Aim. Every record should be written out exactly, with the pictures left out.

··· Data supplied ···

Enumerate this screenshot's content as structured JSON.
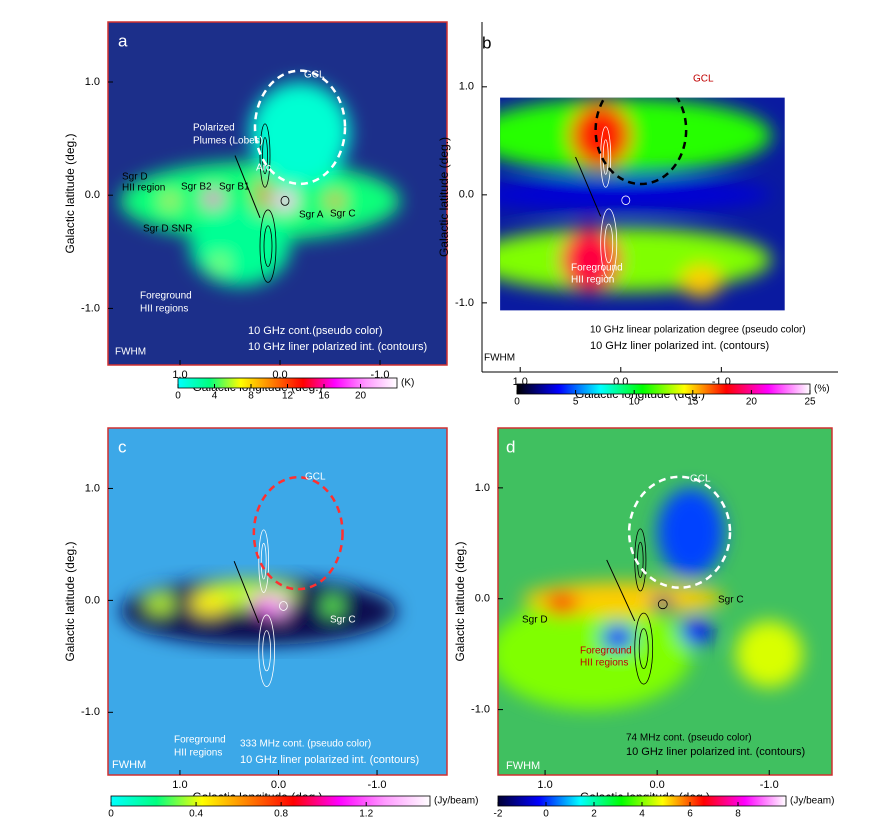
{
  "chart_data": [
    {
      "type": "image",
      "label": "a",
      "xlabel": "Galactic longitude (deg.)",
      "ylabel": "Galactic latitude (deg.)",
      "xlim": [
        1.72,
        -1.67
      ],
      "ylim": [
        -1.5,
        1.53
      ],
      "xticks": [
        {
          "value": 1,
          "label": "1.0"
        },
        {
          "value": 0,
          "label": "0.0"
        },
        {
          "value": -1,
          "label": "-1.0"
        }
      ],
      "yticks": [
        {
          "value": 1,
          "label": "1.0"
        },
        {
          "value": 0,
          "label": "0.0"
        },
        {
          "value": -1,
          "label": "-1.0"
        }
      ],
      "colorbar": {
        "clim": [
          0,
          24
        ],
        "ticks": [
          0,
          4,
          8,
          12,
          16,
          20
        ],
        "unit": "(K)",
        "colormap": [
          "#00ffff",
          "#00ff80",
          "#ffff00",
          "#ff8000",
          "#ff0000",
          "#ff00ff",
          "#ff99ff",
          "#ffffff"
        ]
      },
      "annotations": [
        "GCL",
        "Polarized",
        "Plumes (Lobes)",
        "Sgr D",
        "HII region",
        "Arc",
        "Sgr B2",
        "Sgr B1",
        "Sgr A",
        "Sgr C",
        "Sgr D SNR",
        "Foreground",
        "HII regions",
        "FWHM",
        "10 GHz cont.(pseudo color)",
        "10 GHz liner polarized int. (contours)"
      ]
    },
    {
      "type": "image",
      "label": "b",
      "xlabel": "Galactic longitude (deg.)",
      "ylabel": "Galactic latitude (deg.)",
      "xlim": [
        1.38,
        -2.16
      ],
      "ylim": [
        -1.64,
        1.6
      ],
      "xticks": [
        {
          "value": 1,
          "label": "1.0"
        },
        {
          "value": 0,
          "label": "0.0"
        },
        {
          "value": -1,
          "label": "-1.0"
        }
      ],
      "yticks": [
        {
          "value": 1,
          "label": "1.0"
        },
        {
          "value": 0,
          "label": "0.0"
        },
        {
          "value": -1,
          "label": "-1.0"
        }
      ],
      "colorbar": {
        "clim": [
          0,
          25
        ],
        "ticks": [
          0,
          5,
          10,
          15,
          20,
          25
        ],
        "unit": "(%)",
        "colormap": [
          "#000000",
          "#0000ff",
          "#00ffff",
          "#00ff00",
          "#ffff00",
          "#ff0000",
          "#ff00ff",
          "#ffffff"
        ]
      },
      "annotations": [
        "GCL",
        "Foreground",
        "HII region",
        "10 GHz linear polarization degree (pseudo color)",
        "10 GHz liner polarized int. (contours)",
        "FWHM"
      ]
    },
    {
      "type": "image",
      "label": "c",
      "xlabel": "Galactic longitude (deg.)",
      "ylabel": "Galactic latitude (deg.)",
      "xlim": [
        1.73,
        -1.71
      ],
      "ylim": [
        -1.56,
        1.54
      ],
      "xticks": [
        {
          "value": 1,
          "label": "1.0"
        },
        {
          "value": 0,
          "label": "0.0"
        },
        {
          "value": -1,
          "label": "-1.0"
        }
      ],
      "yticks": [
        {
          "value": 1,
          "label": "1.0"
        },
        {
          "value": 0,
          "label": "0.0"
        },
        {
          "value": -1,
          "label": "-1.0"
        }
      ],
      "colorbar": {
        "clim": [
          0,
          1.5
        ],
        "ticks": [
          0,
          0.4,
          0.8,
          1.2
        ],
        "unit": "(Jy/beam)",
        "colormap": [
          "#00ffff",
          "#00ff80",
          "#ffff00",
          "#ff8000",
          "#ff0000",
          "#ff00ff",
          "#ff99ff",
          "#ffffff"
        ]
      },
      "annotations": [
        "GCL",
        "Sgr C",
        "Foreground",
        "HII regions",
        "333 MHz cont. (pseudo color)",
        "10 GHz liner polarized int. (contours)",
        "FWHM"
      ]
    },
    {
      "type": "image",
      "label": "d",
      "xlabel": "Galactic longitude (deg.)",
      "ylabel": "Galactic latitude (deg.)",
      "xlim": [
        1.42,
        -1.56
      ],
      "ylim": [
        -1.59,
        1.54
      ],
      "xticks": [
        {
          "value": 1,
          "label": "1.0"
        },
        {
          "value": 0,
          "label": "0.0"
        },
        {
          "value": -1,
          "label": "-1.0"
        }
      ],
      "yticks": [
        {
          "value": 1,
          "label": "1.0"
        },
        {
          "value": 0,
          "label": "0.0"
        },
        {
          "value": -1,
          "label": "-1.0"
        }
      ],
      "colorbar": {
        "clim": [
          -2,
          10
        ],
        "ticks": [
          -2,
          0,
          2,
          4,
          6,
          8
        ],
        "unit": "(Jy/beam)",
        "colormap": [
          "#000033",
          "#0000ff",
          "#00ffff",
          "#00ff00",
          "#ffff00",
          "#ff0000",
          "#ff00ff",
          "#ffffff"
        ]
      },
      "annotations": [
        "GCL",
        "Sgr D",
        "Sgr C",
        "Foreground",
        "HII regions",
        "74 MHz cont. (pseudo color)",
        "10 GHz liner polarized int. (contours)",
        "FWHM"
      ]
    }
  ]
}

···

Answer for the task.
Enumerate this screenshot's content as structured JSON.
{
  "chart_data": [
    {
      "type": "image",
      "label": "a",
      "xlabel": "Galactic longitude (deg.)",
      "ylabel": "Galactic latitude (deg.)",
      "xlim": [
        1.72,
        -1.67
      ],
      "ylim": [
        -1.5,
        1.53
      ],
      "xticks": [
        {
          "value": 1,
          "label": "1.0"
        },
        {
          "value": 0,
          "label": "0.0"
        },
        {
          "value": -1,
          "label": "-1.0"
        }
      ],
      "yticks": [
        {
          "value": 1,
          "label": "1.0"
        },
        {
          "value": 0,
          "label": "0.0"
        },
        {
          "value": -1,
          "label": "-1.0"
        }
      ],
      "colorbar": {
        "clim": [
          0,
          24
        ],
        "ticks": [
          0,
          4,
          8,
          12,
          16,
          20
        ],
        "unit": "(K)",
        "colormap": [
          "#00ffff",
          "#00ff80",
          "#ffff00",
          "#ff8000",
          "#ff0000",
          "#ff00ff",
          "#ff99ff",
          "#ffffff"
        ]
      },
      "annotations": [
        "GCL",
        "Polarized",
        "Plumes (Lobes)",
        "Sgr D",
        "HII region",
        "Arc",
        "Sgr B2",
        "Sgr B1",
        "Sgr A",
        "Sgr C",
        "Sgr D SNR",
        "Foreground",
        "HII regions",
        "FWHM",
        "10 GHz cont.(pseudo color)",
        "10 GHz liner polarized int. (contours)"
      ]
    },
    {
      "type": "image",
      "label": "b",
      "xlabel": "Galactic longitude (deg.)",
      "ylabel": "Galactic latitude (deg.)",
      "xlim": [
        1.38,
        -2.16
      ],
      "ylim": [
        -1.64,
        1.6
      ],
      "xticks": [
        {
          "value": 1,
          "label": "1.0"
        },
        {
          "value": 0,
          "label": "0.0"
        },
        {
          "value": -1,
          "label": "-1.0"
        }
      ],
      "yticks": [
        {
          "value": 1,
          "label": "1.0"
        },
        {
          "value": 0,
          "label": "0.0"
        },
        {
          "value": -1,
          "label": "-1.0"
        }
      ],
      "colorbar": {
        "clim": [
          0,
          25
        ],
        "ticks": [
          0,
          5,
          10,
          15,
          20,
          25
        ],
        "unit": "(%)",
        "colormap": [
          "#000000",
          "#0000ff",
          "#00ffff",
          "#00ff00",
          "#ffff00",
          "#ff0000",
          "#ff00ff",
          "#ffffff"
        ]
      },
      "annotations": [
        "GCL",
        "Foreground",
        "HII region",
        "10 GHz linear polarization degree (pseudo color)",
        "10 GHz liner polarized int. (contours)",
        "FWHM"
      ]
    },
    {
      "type": "image",
      "label": "c",
      "xlabel": "Galactic longitude (deg.)",
      "ylabel": "Galactic latitude (deg.)",
      "xlim": [
        1.73,
        -1.71
      ],
      "ylim": [
        -1.56,
        1.54
      ],
      "xticks": [
        {
          "value": 1,
          "label": "1.0"
        },
        {
          "value": 0,
          "label": "0.0"
        },
        {
          "value": -1,
          "label": "-1.0"
        }
      ],
      "yticks": [
        {
          "value": 1,
          "label": "1.0"
        },
        {
          "value": 0,
          "label": "0.0"
        },
        {
          "value": -1,
          "label": "-1.0"
        }
      ],
      "colorbar": {
        "clim": [
          0,
          1.5
        ],
        "ticks": [
          0,
          0.4,
          0.8,
          1.2
        ],
        "unit": "(Jy/beam)",
        "colormap": [
          "#00ffff",
          "#00ff80",
          "#ffff00",
          "#ff8000",
          "#ff0000",
          "#ff00ff",
          "#ff99ff",
          "#ffffff"
        ]
      },
      "annotations": [
        "GCL",
        "Sgr C",
        "Foreground",
        "HII regions",
        "333 MHz cont. (pseudo color)",
        "10 GHz liner polarized int. (contours)",
        "FWHM"
      ]
    },
    {
      "type": "image",
      "label": "d",
      "xlabel": "Galactic longitude (deg.)",
      "ylabel": "Galactic latitude (deg.)",
      "xlim": [
        1.42,
        -1.56
      ],
      "ylim": [
        -1.59,
        1.54
      ],
      "xticks": [
        {
          "value": 1,
          "label": "1.0"
        },
        {
          "value": 0,
          "label": "0.0"
        },
        {
          "value": -1,
          "label": "-1.0"
        }
      ],
      "yticks": [
        {
          "value": 1,
          "label": "1.0"
        },
        {
          "value": 0,
          "label": "0.0"
        },
        {
          "value": -1,
          "label": "-1.0"
        }
      ],
      "colorbar": {
        "clim": [
          -2,
          10
        ],
        "ticks": [
          -2,
          0,
          2,
          4,
          6,
          8
        ],
        "unit": "(Jy/beam)",
        "colormap": [
          "#000033",
          "#0000ff",
          "#00ffff",
          "#00ff00",
          "#ffff00",
          "#ff0000",
          "#ff00ff",
          "#ffffff"
        ]
      },
      "annotations": [
        "GCL",
        "Sgr D",
        "Sgr C",
        "Foreground",
        "HII regions",
        "74 MHz cont. (pseudo color)",
        "10 GHz liner polarized int. (contours)",
        "FWHM"
      ]
    }
  ]
}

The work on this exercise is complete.